- **Exercise instructions**
Go through the lines below. Copy those with "неисправностей".

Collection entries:
_ _ _

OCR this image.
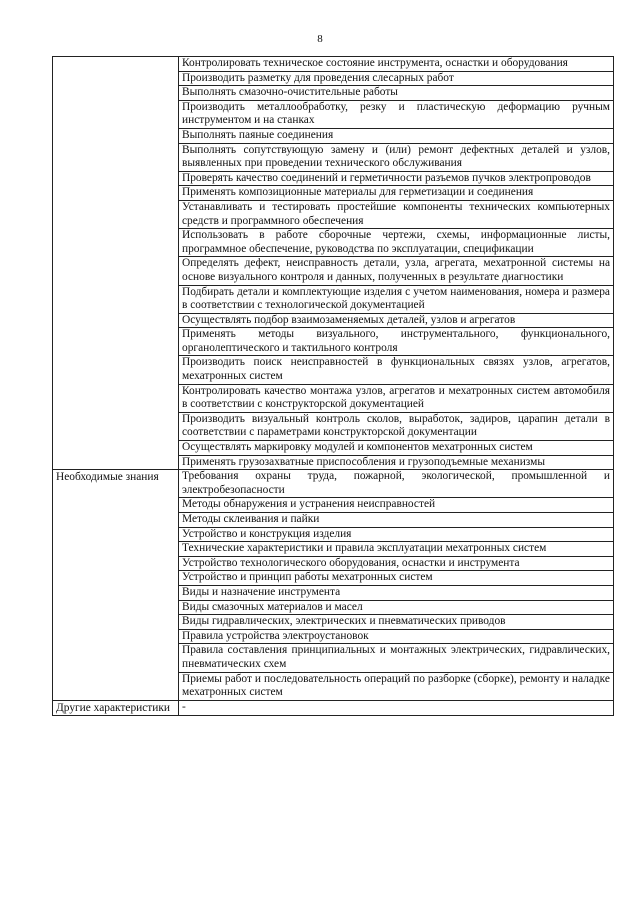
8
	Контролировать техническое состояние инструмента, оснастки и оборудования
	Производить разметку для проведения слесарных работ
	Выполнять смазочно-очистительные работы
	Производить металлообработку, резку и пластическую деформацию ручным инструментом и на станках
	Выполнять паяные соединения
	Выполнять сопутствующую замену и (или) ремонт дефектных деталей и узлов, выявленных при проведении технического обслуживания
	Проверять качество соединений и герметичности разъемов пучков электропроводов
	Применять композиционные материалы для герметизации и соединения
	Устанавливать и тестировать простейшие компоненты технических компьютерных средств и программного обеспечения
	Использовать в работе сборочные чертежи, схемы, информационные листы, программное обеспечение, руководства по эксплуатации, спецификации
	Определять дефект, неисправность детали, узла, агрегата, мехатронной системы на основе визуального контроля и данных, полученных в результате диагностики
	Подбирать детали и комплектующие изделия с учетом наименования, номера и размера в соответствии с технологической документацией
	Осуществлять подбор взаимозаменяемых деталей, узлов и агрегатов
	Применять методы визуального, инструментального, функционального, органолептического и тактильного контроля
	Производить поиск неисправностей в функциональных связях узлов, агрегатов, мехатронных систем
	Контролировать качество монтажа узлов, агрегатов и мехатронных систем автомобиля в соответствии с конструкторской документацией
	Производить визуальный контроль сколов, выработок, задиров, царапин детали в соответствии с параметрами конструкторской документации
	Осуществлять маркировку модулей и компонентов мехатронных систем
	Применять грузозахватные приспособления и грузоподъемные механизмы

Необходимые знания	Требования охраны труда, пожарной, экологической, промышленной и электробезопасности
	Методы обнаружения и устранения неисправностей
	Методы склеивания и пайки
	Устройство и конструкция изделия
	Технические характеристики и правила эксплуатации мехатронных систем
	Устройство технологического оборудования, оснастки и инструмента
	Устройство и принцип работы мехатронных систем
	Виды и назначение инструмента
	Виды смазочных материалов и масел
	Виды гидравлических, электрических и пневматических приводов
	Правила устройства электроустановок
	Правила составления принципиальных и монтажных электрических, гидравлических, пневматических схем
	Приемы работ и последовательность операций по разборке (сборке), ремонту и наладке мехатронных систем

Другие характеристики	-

_ _ _

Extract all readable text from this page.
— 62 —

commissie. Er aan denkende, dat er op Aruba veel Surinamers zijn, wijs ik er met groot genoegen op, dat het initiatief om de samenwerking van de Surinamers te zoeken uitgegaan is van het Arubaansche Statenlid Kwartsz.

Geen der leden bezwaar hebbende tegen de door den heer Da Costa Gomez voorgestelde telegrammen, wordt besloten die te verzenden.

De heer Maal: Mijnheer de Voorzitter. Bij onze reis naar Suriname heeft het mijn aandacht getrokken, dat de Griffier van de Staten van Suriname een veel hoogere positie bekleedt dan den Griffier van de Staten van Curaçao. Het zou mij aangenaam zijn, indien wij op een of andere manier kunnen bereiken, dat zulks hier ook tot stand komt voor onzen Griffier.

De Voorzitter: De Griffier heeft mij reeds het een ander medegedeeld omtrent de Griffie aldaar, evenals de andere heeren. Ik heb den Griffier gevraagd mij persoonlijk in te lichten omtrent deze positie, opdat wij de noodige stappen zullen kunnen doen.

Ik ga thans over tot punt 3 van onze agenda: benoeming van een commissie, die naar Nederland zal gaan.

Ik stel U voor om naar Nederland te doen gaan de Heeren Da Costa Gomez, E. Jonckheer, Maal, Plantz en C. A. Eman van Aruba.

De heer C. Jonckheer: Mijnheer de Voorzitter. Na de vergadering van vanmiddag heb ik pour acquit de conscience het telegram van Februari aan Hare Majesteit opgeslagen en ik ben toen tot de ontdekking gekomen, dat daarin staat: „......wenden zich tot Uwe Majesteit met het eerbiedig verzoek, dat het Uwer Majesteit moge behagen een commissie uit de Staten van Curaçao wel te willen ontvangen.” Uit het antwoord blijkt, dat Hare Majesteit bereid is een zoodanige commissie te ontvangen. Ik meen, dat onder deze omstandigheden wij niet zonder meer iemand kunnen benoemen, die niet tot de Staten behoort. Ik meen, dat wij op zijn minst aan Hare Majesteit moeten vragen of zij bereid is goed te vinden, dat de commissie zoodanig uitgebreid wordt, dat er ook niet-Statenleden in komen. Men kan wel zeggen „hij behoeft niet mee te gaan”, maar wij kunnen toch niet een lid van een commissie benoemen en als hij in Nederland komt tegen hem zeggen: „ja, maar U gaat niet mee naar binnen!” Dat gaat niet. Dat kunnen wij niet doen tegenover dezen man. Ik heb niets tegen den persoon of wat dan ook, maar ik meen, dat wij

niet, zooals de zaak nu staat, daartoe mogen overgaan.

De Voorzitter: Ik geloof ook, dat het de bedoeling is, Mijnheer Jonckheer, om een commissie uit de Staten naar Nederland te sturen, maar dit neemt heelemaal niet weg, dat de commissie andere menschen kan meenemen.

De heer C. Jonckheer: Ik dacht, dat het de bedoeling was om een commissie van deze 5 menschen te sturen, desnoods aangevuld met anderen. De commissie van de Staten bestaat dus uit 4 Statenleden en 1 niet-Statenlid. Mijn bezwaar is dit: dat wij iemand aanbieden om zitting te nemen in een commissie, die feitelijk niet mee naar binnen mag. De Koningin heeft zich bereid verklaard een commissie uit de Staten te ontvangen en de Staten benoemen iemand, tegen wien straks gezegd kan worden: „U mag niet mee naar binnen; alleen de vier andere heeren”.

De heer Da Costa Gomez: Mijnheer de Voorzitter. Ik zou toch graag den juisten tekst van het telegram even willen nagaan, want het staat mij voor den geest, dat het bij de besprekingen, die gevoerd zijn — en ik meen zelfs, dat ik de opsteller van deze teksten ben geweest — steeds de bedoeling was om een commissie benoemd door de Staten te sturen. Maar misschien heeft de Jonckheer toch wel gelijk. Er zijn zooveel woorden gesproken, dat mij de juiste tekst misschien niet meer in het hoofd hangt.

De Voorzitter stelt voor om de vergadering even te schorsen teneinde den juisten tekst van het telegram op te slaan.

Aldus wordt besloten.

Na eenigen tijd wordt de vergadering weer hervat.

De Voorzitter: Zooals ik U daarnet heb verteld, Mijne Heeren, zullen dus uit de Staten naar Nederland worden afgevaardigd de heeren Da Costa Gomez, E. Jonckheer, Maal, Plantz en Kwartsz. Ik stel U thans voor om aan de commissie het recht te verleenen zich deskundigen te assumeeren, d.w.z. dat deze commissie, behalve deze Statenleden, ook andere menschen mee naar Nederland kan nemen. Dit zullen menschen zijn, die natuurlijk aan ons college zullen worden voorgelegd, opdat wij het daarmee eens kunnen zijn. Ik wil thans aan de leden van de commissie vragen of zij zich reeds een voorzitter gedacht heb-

_ _ _

- **Answer in full**
	Производить поиск неисправностей в функциональных связях узлов, агрегатов, мехатронных систем
	Методы обнаружения и устранения неисправностей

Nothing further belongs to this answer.